(Saved data entries)
□ □ □ □ □ □ □

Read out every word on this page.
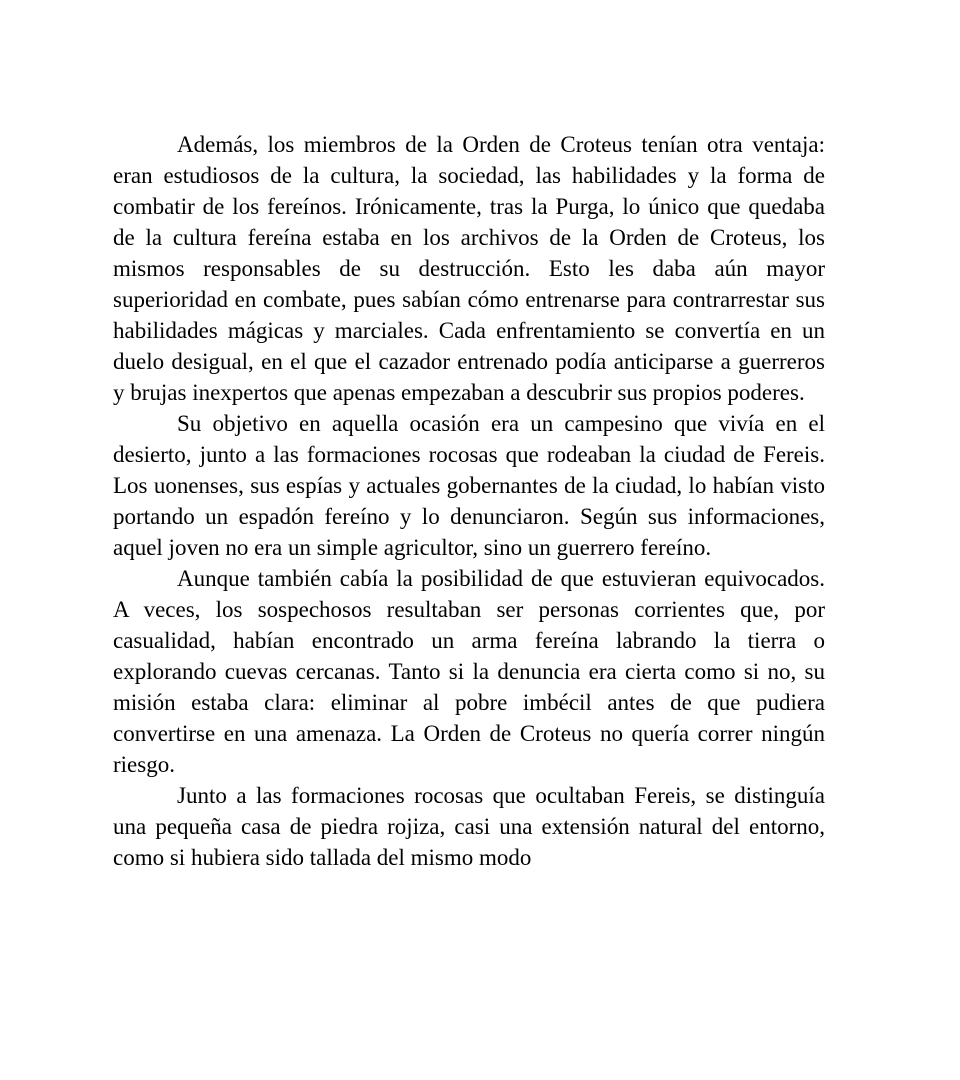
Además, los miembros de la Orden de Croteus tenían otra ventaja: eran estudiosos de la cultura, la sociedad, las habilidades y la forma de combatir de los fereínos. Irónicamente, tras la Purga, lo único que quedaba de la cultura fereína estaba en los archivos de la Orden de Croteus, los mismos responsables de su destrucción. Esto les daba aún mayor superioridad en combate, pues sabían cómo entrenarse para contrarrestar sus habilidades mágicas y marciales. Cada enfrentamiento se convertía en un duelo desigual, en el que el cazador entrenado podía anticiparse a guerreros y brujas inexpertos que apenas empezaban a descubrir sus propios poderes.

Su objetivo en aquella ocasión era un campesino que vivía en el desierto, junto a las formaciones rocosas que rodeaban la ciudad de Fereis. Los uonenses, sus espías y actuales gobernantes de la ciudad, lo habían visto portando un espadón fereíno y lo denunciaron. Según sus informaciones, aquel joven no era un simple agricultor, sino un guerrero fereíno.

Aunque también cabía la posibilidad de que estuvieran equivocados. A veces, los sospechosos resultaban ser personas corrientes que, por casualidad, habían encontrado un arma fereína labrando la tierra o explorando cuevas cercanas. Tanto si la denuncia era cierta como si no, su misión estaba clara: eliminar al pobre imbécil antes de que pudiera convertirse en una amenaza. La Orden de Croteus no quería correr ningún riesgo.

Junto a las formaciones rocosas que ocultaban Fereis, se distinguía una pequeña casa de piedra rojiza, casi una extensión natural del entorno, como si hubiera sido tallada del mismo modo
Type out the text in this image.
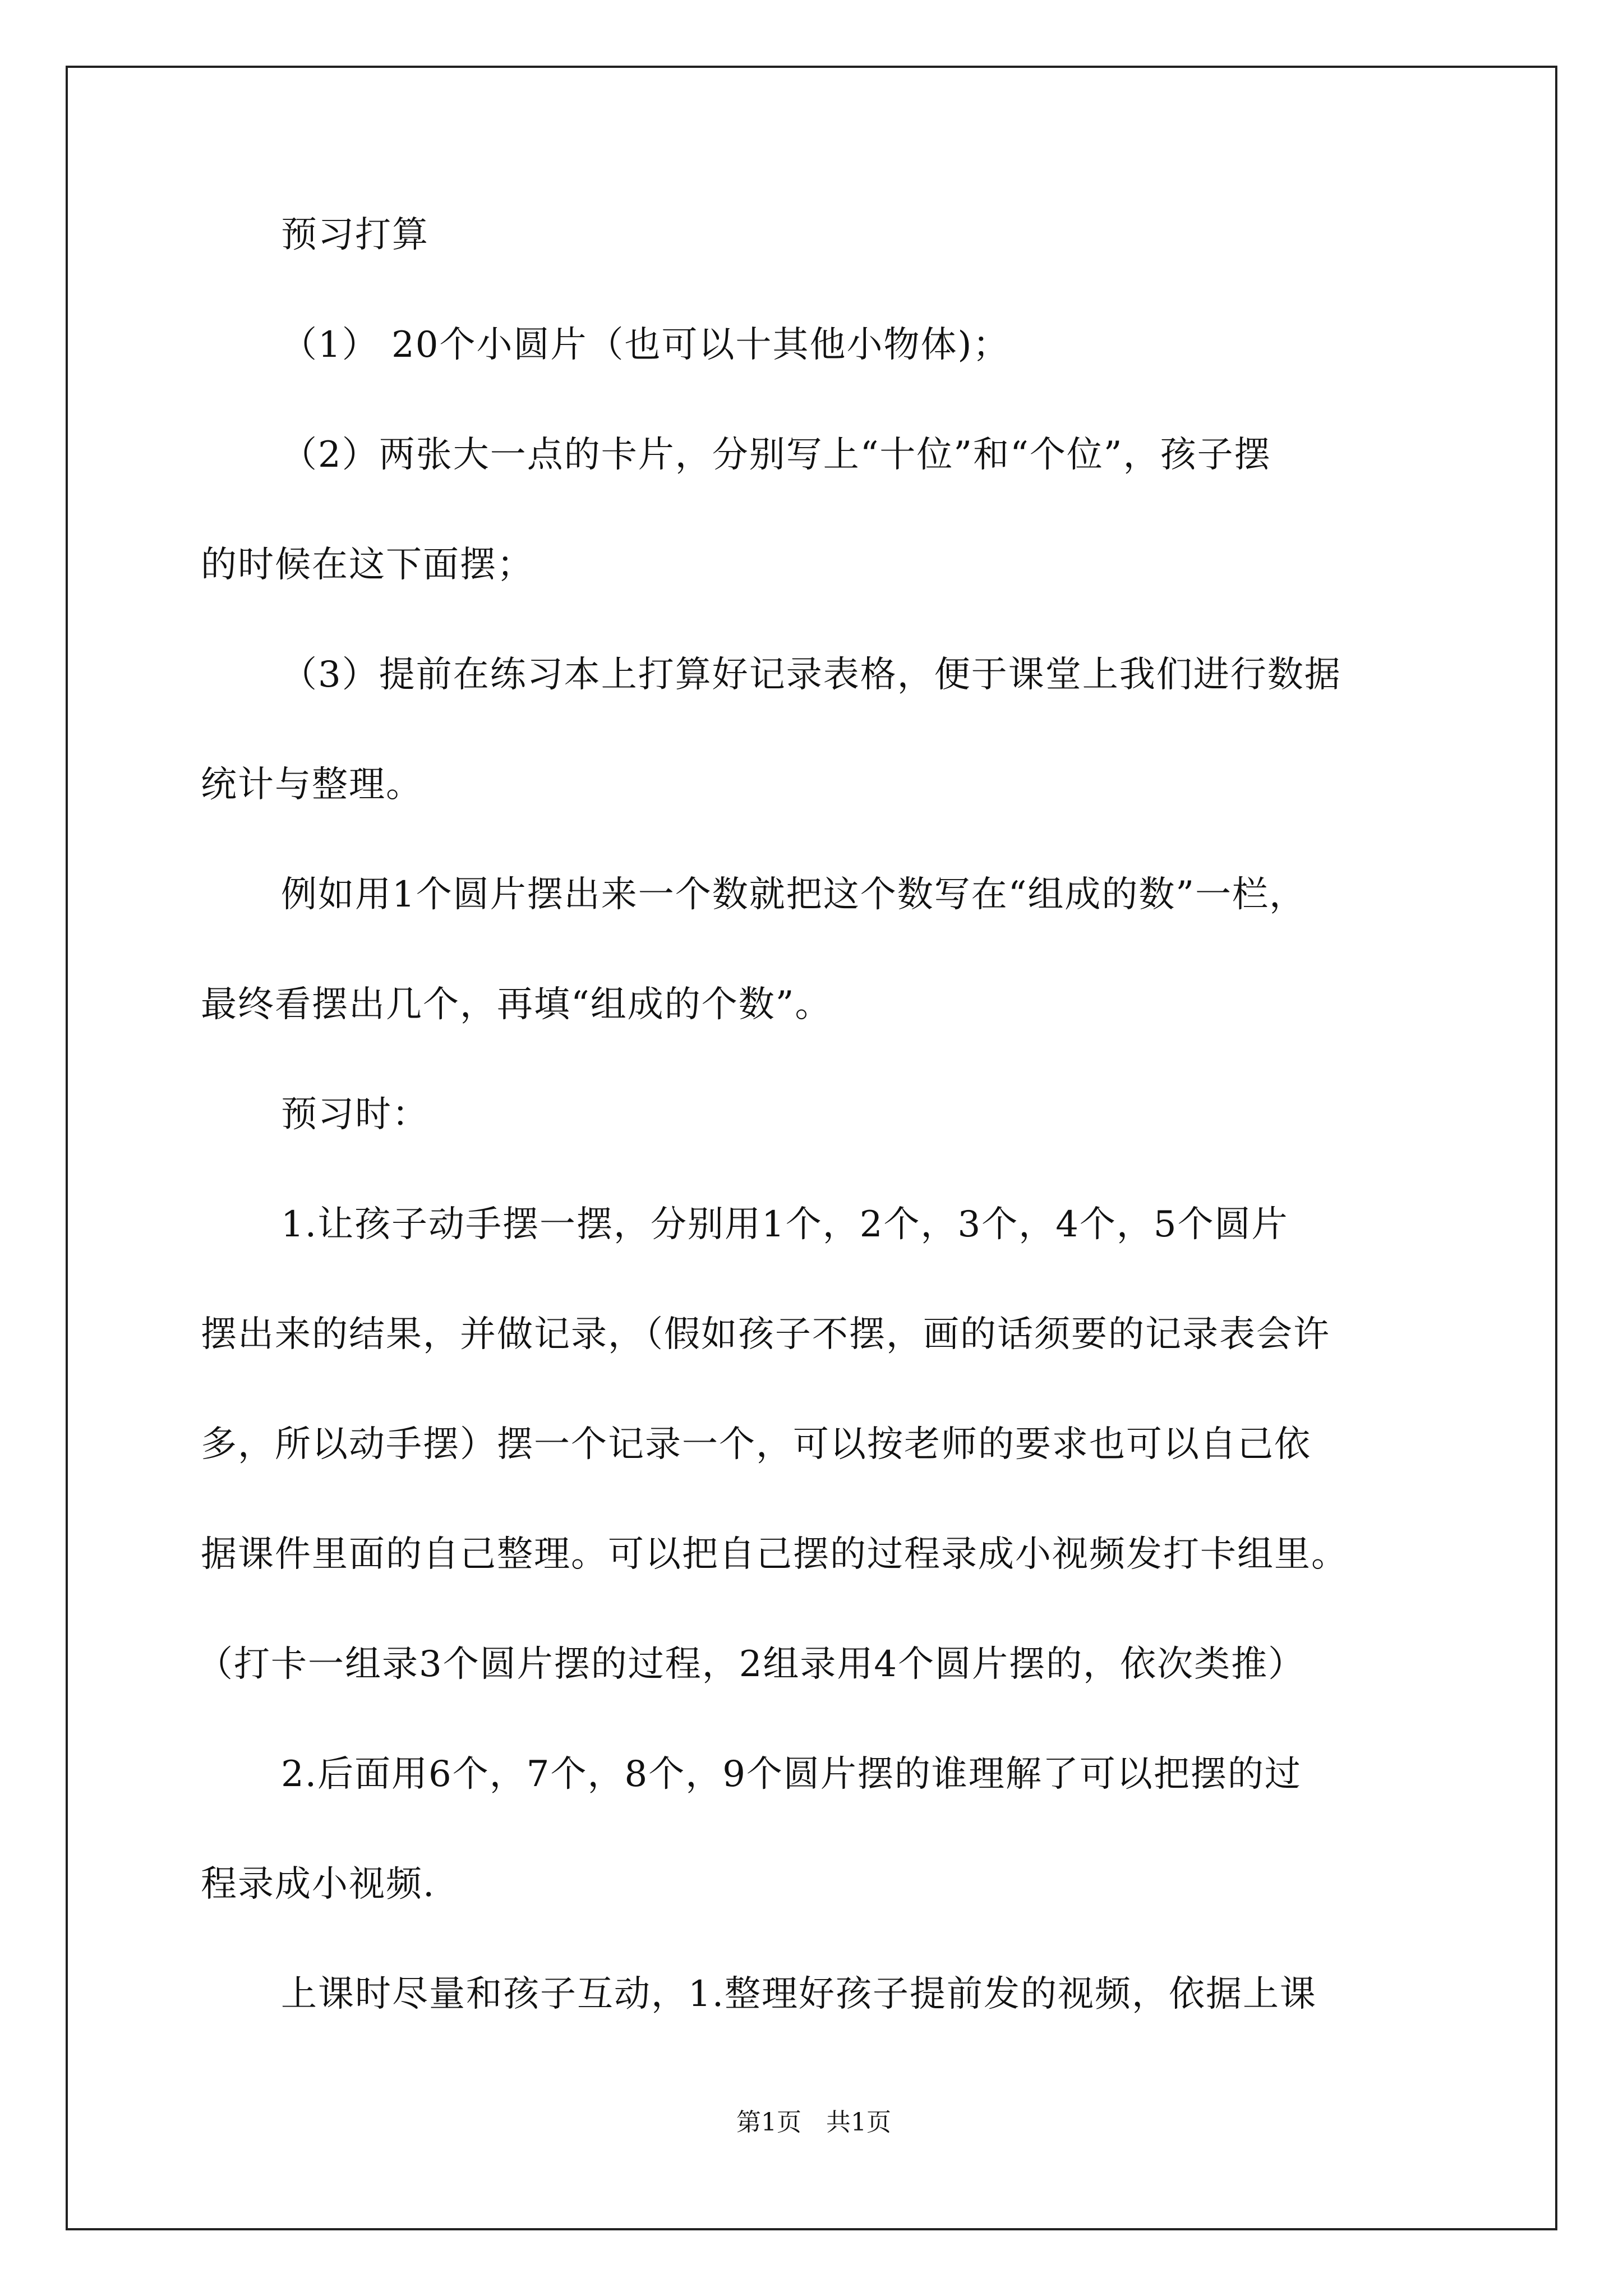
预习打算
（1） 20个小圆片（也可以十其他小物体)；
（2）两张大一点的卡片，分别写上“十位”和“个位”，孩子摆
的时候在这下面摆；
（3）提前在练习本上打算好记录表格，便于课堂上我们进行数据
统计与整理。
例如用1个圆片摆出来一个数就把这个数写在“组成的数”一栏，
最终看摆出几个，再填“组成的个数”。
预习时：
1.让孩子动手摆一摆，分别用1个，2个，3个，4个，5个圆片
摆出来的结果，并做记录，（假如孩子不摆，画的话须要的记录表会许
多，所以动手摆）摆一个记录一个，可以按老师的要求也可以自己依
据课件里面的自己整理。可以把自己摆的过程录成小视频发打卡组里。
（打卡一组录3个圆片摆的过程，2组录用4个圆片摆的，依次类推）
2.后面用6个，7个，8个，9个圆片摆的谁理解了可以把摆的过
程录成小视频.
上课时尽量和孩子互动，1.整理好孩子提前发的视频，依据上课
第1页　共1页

□ □ □ □ □ □ □

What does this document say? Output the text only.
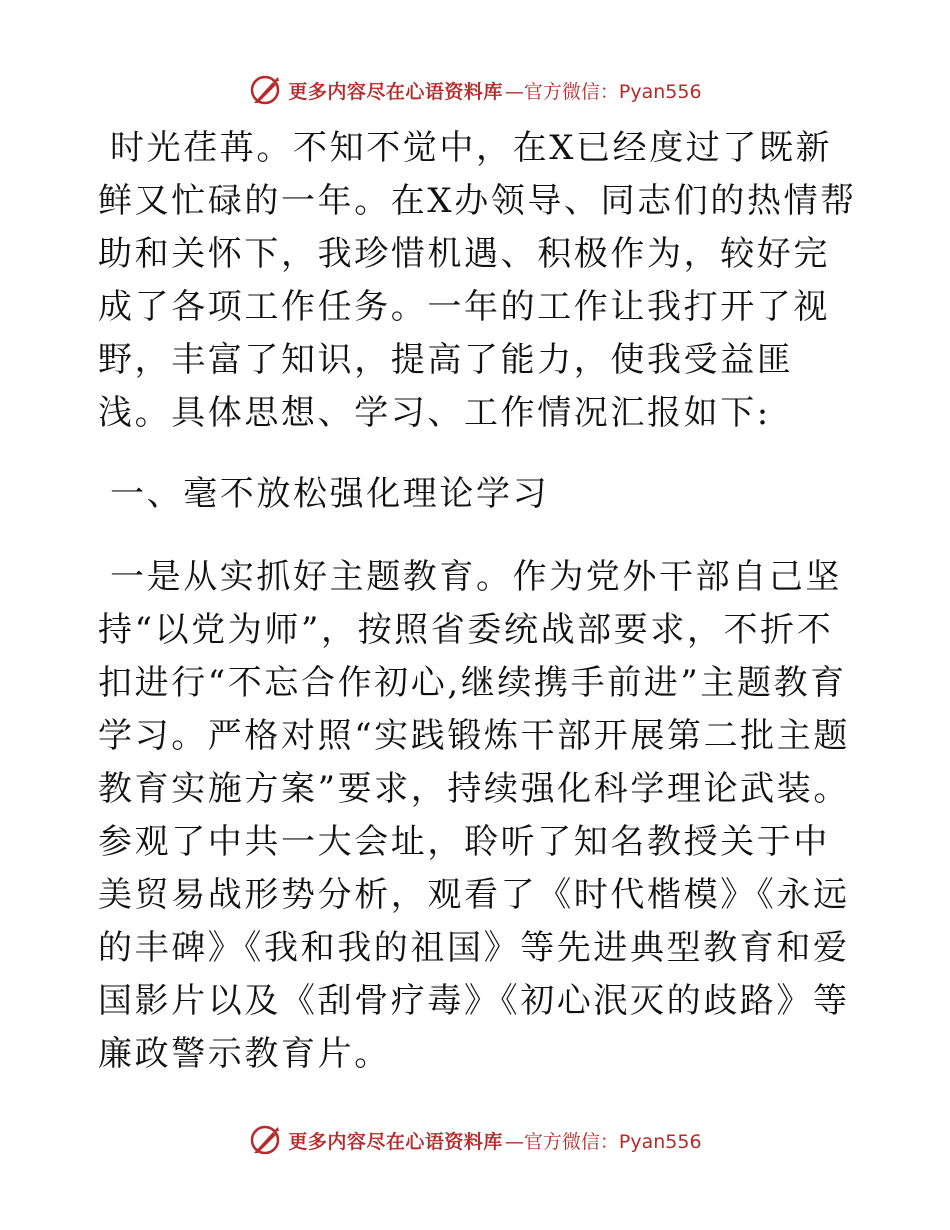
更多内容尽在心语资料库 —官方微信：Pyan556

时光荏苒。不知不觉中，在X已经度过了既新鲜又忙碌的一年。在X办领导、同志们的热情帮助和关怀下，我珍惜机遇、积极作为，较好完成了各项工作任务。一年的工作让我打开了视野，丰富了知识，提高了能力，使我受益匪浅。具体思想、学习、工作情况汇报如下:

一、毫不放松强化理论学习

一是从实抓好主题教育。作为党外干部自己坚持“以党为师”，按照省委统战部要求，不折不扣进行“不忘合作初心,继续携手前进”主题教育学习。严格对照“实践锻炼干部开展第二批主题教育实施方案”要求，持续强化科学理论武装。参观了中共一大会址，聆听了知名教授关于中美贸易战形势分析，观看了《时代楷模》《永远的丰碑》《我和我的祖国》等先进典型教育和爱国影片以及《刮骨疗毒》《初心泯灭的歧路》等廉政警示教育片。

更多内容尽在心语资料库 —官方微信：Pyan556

□ □ □ □ □ □ □

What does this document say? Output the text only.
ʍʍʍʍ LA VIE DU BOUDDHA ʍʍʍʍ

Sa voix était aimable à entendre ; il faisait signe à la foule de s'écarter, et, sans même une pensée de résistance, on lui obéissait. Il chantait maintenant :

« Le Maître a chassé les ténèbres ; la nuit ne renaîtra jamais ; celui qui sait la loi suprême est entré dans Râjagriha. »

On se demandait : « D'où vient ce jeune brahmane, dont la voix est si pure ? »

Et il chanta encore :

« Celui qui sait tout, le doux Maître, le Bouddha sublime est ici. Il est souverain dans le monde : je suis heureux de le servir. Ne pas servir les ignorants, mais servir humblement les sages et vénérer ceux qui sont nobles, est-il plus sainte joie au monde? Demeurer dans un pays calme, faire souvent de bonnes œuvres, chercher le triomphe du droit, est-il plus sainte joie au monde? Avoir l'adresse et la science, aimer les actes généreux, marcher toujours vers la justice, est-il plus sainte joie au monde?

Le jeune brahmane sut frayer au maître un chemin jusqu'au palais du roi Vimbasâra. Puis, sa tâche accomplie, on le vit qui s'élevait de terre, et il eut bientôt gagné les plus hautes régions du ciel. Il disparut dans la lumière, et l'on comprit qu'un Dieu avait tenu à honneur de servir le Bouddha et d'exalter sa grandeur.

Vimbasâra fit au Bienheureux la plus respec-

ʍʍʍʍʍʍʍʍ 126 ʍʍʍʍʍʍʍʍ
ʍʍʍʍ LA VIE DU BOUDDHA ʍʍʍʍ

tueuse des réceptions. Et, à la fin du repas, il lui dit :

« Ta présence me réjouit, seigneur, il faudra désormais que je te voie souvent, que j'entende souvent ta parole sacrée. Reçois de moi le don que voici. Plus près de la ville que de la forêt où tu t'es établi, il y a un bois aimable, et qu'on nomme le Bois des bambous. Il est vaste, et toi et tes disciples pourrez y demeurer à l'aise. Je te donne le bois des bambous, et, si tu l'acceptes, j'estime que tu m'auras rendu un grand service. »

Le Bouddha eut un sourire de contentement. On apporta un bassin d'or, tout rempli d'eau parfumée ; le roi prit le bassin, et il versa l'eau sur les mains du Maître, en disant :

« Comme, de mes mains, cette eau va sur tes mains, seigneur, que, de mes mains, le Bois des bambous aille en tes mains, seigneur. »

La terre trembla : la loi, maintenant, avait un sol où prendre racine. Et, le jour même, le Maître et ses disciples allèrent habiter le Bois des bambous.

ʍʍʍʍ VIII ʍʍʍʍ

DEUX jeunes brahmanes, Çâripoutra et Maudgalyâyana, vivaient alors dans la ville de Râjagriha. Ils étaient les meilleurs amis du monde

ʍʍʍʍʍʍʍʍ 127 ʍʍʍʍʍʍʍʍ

□ □ □ □ □ □ □

What is asked: Copy out every line of the listing that contains the string "estaba".

The response:
Además, los miembros de la Orden de Croteus tenían otra ventaja: eran estudiosos de la cultura, la sociedad, las habilidades y la forma de combatir de los fereínos. Irónicamente, tras la Purga, lo único que quedaba de la cultura fereína estaba en los archivos de la Orden de Croteus, los mismos responsables de su destrucción. Esto les daba aún mayor superioridad en combate, pues sabían cómo entrenarse para contrarrestar sus habilidades mágicas y marciales. Cada enfrentamiento se convertía en un duelo desigual, en el que el cazador entrenado podía anticiparse a guerreros y brujas inexpertos que apenas empezaban a descubrir sus propios poderes.
Aunque también cabía la posibilidad de que estuvieran equivocados. A veces, los sospechosos resultaban ser personas corrientes que, por casualidad, habían encontrado un arma fereína labrando la tierra o explorando cuevas cercanas. Tanto si la denuncia era cierta como si no, su misión estaba clara: eliminar al pobre imbécil antes de que pudiera convertirse en una amenaza. La Orden de Croteus no quería correr ningún riesgo.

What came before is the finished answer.